__WORK REQUIRED__: Return all lines with the word "raspberrypi" in them.

═════ INFORMATION GIVEN

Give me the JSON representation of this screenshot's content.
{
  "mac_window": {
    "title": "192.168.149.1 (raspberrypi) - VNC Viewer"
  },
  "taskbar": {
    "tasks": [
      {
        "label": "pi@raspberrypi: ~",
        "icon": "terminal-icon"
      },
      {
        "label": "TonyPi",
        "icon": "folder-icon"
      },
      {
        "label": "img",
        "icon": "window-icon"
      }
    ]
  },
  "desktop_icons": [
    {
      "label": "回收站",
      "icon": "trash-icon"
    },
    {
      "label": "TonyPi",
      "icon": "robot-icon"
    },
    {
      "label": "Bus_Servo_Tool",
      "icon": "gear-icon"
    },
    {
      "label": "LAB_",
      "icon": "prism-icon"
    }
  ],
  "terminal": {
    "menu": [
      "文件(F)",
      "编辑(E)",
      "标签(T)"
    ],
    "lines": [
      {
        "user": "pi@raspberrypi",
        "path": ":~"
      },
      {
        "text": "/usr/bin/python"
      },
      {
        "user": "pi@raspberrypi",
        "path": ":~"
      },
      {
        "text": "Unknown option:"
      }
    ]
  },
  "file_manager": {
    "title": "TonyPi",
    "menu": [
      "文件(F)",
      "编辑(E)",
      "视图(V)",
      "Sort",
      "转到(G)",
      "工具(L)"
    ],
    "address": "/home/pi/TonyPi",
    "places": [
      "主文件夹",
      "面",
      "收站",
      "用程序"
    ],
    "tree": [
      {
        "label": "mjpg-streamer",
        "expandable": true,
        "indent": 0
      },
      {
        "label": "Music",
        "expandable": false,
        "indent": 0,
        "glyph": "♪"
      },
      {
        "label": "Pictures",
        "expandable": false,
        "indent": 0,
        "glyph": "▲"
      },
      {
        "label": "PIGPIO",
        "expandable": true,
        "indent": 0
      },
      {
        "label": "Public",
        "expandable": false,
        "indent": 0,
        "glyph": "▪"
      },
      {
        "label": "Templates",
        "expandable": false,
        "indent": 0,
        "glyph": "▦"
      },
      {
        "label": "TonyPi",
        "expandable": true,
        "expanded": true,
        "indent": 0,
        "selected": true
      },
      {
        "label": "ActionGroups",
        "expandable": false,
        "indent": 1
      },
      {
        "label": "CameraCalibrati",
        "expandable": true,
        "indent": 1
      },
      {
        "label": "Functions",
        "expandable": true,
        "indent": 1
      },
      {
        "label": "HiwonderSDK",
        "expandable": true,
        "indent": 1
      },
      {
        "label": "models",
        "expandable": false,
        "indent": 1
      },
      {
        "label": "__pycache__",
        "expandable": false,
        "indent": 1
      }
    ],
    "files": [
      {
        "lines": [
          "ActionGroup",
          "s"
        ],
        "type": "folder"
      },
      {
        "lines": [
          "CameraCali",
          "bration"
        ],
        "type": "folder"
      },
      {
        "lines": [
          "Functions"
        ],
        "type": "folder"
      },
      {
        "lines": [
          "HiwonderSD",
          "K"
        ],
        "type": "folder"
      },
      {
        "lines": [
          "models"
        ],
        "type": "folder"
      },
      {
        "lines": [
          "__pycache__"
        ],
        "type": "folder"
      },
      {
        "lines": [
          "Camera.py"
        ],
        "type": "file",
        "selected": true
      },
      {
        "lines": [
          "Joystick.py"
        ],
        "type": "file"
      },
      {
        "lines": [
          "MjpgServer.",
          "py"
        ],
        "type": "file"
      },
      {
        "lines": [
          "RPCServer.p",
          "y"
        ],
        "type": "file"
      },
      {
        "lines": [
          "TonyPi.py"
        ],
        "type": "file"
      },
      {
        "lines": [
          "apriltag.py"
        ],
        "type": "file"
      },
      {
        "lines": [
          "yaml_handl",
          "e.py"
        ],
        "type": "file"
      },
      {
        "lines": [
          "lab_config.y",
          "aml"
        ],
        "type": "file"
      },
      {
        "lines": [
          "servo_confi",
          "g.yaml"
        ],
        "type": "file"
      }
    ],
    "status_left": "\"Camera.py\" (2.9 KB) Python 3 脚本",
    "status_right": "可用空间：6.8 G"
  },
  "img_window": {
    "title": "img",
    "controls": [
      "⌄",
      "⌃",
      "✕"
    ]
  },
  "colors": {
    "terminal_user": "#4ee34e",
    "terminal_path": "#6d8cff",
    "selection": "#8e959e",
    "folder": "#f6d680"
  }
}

══════════

__TASK RESPONSE__:
    "title": "192.168.149.1 (raspberrypi) - VNC Viewer"
        "label": "pi@raspberrypi: ~",
        "user": "pi@raspberrypi",
        "user": "pi@raspberrypi",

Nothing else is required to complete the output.